◆ **Aim of the exercise**:
Please restate the following records word for word.

◆ **Data provided**:
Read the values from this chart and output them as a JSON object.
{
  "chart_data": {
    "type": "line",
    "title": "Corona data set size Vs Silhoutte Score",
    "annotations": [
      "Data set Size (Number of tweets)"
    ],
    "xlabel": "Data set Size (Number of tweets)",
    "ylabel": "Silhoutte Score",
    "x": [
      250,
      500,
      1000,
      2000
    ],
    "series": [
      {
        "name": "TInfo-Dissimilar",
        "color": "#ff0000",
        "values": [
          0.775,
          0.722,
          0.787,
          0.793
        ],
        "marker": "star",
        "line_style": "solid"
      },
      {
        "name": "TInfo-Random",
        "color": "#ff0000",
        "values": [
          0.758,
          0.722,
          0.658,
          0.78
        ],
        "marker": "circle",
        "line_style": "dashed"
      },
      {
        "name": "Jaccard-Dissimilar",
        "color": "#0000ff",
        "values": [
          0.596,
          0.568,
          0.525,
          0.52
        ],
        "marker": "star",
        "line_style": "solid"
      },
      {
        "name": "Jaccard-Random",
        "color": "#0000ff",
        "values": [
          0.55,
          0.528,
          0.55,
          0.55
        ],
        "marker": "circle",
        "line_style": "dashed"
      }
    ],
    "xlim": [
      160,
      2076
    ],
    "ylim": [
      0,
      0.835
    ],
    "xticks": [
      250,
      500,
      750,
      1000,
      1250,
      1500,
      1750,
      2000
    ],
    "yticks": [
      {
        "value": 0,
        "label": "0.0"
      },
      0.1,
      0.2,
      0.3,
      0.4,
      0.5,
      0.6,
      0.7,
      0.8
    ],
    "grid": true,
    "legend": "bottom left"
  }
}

◆ **Task answer**:
Read the values from this chart and output them as a JSON object.
{
  "chart_data": {
    "type": "line",
    "title": "Corona data set size Vs Silhoutte Score",
    "annotations": [
      "Data set Size (Number of tweets)"
    ],
    "xlabel": "Data set Size (Number of tweets)",
    "ylabel": "Silhoutte Score",
    "x": [
      250,
      500,
      1000,
      2000
    ],
    "series": [
      {
        "name": "TInfo-Dissimilar",
        "color": "#ff0000",
        "values": [
          0.775,
          0.722,
          0.787,
          0.793
        ],
        "marker": "star",
        "line_style": "solid"
      },
      {
        "name": "TInfo-Random",
        "color": "#ff0000",
        "values": [
          0.758,
          0.722,
          0.658,
          0.78
        ],
        "marker": "circle",
        "line_style": "dashed"
      },
      {
        "name": "Jaccard-Dissimilar",
        "color": "#0000ff",
        "values": [
          0.596,
          0.568,
          0.525,
          0.52
        ],
        "marker": "star",
        "line_style": "solid"
      },
      {
        "name": "Jaccard-Random",
        "color": "#0000ff",
        "values": [
          0.55,
          0.528,
          0.55,
          0.55
        ],
        "marker": "circle",
        "line_style": "dashed"
      }
    ],
    "xlim": [
      160,
      2076
    ],
    "ylim": [
      0,
      0.835
    ],
    "xticks": [
      250,
      500,
      750,
      1000,
      1250,
      1500,
      1750,
      2000
    ],
    "yticks": [
      {
        "value": 0,
        "label": "0.0"
      },
      0.1,
      0.2,
      0.3,
      0.4,
      0.5,
      0.6,
      0.7,
      0.8
    ],
    "grid": true,
    "legend": "bottom left"
  }
}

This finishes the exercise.